▸ **Exercise brief**: Return the lines between the one holding "- source: Tabelle: VON" and the one holding "- column-header: ab: [524, 88, 537, 100]", inclusive, copying each character for character and leaving out all other items.

-- start Records for this exercise --

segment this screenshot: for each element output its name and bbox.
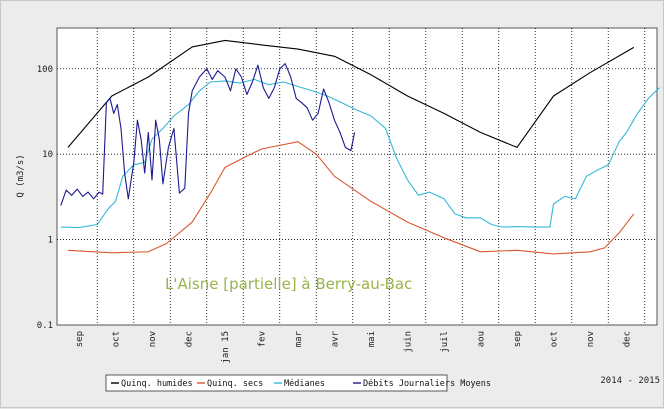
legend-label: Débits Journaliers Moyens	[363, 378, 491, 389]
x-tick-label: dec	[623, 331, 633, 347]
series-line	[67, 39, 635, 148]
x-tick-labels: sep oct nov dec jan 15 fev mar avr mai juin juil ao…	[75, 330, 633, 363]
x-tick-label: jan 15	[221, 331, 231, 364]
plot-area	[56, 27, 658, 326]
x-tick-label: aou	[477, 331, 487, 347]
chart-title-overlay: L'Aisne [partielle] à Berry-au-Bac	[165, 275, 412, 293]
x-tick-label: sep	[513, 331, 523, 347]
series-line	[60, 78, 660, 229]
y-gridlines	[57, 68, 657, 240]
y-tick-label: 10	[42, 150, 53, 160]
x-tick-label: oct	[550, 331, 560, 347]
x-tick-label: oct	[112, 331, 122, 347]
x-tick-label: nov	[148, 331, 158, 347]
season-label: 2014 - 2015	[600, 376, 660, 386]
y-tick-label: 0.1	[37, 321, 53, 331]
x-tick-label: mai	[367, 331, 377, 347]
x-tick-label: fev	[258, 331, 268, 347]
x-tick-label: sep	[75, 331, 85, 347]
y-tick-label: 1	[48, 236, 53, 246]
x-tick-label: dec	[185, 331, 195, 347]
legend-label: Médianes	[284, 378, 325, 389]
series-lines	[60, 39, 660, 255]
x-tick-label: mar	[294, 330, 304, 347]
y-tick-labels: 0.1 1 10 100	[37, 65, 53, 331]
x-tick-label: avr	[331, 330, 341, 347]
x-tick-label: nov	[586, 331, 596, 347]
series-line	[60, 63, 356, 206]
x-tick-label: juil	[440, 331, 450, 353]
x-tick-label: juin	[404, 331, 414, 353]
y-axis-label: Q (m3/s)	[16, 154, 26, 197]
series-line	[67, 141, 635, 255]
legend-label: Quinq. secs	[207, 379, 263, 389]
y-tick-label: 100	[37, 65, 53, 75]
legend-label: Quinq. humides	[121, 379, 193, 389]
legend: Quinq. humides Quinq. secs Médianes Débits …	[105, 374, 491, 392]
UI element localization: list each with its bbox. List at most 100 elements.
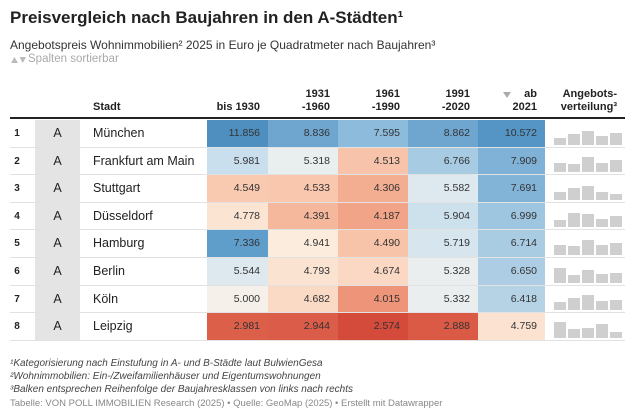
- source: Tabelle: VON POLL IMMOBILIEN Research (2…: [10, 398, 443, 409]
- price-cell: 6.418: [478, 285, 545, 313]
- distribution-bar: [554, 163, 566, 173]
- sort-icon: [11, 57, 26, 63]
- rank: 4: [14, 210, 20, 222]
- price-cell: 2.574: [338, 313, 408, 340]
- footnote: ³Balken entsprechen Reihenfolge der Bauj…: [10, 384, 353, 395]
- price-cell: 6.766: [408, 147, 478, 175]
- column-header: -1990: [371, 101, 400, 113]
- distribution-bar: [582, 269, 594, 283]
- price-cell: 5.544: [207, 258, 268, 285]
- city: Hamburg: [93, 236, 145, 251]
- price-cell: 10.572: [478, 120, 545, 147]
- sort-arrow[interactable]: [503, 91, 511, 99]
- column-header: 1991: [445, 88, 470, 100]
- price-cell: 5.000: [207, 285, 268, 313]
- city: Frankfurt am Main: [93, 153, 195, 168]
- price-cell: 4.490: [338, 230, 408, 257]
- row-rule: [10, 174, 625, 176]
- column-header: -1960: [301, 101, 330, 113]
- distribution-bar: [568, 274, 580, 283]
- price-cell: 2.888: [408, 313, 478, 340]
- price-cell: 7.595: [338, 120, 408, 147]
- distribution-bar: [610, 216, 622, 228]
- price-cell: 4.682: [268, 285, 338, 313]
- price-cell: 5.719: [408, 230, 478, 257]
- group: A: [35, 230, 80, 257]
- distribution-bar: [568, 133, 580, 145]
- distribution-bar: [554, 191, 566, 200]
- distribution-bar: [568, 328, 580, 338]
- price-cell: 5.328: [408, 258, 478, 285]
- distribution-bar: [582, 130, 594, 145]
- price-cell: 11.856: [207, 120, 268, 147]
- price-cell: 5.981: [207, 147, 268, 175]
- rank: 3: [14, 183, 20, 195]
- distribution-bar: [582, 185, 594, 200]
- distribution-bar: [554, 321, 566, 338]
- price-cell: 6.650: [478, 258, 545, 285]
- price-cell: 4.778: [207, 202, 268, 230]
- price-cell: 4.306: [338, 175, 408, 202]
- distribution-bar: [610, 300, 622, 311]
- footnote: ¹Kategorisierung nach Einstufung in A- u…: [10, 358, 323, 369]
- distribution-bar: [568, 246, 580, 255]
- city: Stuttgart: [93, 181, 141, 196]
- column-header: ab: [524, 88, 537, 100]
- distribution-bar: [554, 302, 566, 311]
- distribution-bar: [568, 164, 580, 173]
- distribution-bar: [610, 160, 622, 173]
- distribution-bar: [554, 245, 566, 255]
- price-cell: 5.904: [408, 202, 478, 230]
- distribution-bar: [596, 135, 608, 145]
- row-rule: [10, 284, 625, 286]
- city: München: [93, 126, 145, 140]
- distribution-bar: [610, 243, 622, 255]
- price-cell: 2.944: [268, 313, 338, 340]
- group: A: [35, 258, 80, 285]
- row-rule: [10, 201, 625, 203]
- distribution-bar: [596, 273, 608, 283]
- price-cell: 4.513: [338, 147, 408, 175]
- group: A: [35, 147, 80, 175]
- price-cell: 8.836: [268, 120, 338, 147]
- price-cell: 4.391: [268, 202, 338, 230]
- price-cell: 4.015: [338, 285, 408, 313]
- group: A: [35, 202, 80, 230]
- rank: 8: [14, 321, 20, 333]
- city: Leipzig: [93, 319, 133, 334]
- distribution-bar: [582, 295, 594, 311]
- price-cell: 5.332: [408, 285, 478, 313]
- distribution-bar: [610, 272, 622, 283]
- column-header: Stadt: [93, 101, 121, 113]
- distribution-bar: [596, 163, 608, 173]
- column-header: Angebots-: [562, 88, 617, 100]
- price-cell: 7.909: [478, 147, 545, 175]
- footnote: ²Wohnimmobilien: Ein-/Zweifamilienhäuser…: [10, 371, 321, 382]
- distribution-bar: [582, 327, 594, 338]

-- end Records for this exercise --

▸ **Answer to this task**:
- source: Tabelle: VON POLL IMMOBILIEN Research (2…: [10, 398, 443, 409]
- price-cell: 6.418: [478, 285, 545, 313]
- distribution-bar: [554, 163, 566, 173]
- sort-icon: [11, 57, 26, 63]
- rank: 4: [14, 210, 20, 222]
- price-cell: 2.574: [338, 313, 408, 340]
- footnote: ³Balken entsprechen Reihenfolge der Bauj…: [10, 384, 353, 395]
- price-cell: 6.766: [408, 147, 478, 175]
- column-header: -1990: [371, 101, 400, 113]
- distribution-bar: [582, 269, 594, 283]
- price-cell: 5.544: [207, 258, 268, 285]
- city: Hamburg: [93, 236, 145, 251]
- price-cell: 10.572: [478, 120, 545, 147]
- sort-arrow[interactable]: [503, 91, 511, 99]
- column-header: 1991: [445, 88, 470, 100]
- price-cell: 5.000: [207, 285, 268, 313]
- city: Frankfurt am Main: [93, 153, 195, 168]
- price-cell: 4.490: [338, 230, 408, 257]
- row-rule: [10, 174, 625, 176]
- column-header: -1960: [301, 101, 330, 113]
- distribution-bar: [568, 274, 580, 283]
- price-cell: 2.888: [408, 313, 478, 340]
- price-cell: 7.595: [338, 120, 408, 147]
- distribution-bar: [610, 216, 622, 228]
- price-cell: 4.682: [268, 285, 338, 313]
- price-cell: 5.719: [408, 230, 478, 257]
- group: A: [35, 230, 80, 257]
- distribution-bar: [568, 133, 580, 145]
- distribution-bar: [554, 191, 566, 200]
- distribution-bar: [568, 328, 580, 338]
- price-cell: 5.328: [408, 258, 478, 285]
- distribution-bar: [582, 130, 594, 145]
- price-cell: 11.856: [207, 120, 268, 147]
- price-cell: 5.981: [207, 147, 268, 175]
- rank: 3: [14, 183, 20, 195]
- distribution-bar: [582, 185, 594, 200]
- distribution-bar: [554, 321, 566, 338]
- price-cell: 6.650: [478, 258, 545, 285]
- price-cell: 4.778: [207, 202, 268, 230]
- price-cell: 4.306: [338, 175, 408, 202]
- distribution-bar: [610, 300, 622, 311]
- footnote: ¹Kategorisierung nach Einstufung in A- u…: [10, 358, 323, 369]
- distribution-bar: [568, 246, 580, 255]
- city: Stuttgart: [93, 181, 141, 196]
- column-header: ab: [524, 88, 537, 100]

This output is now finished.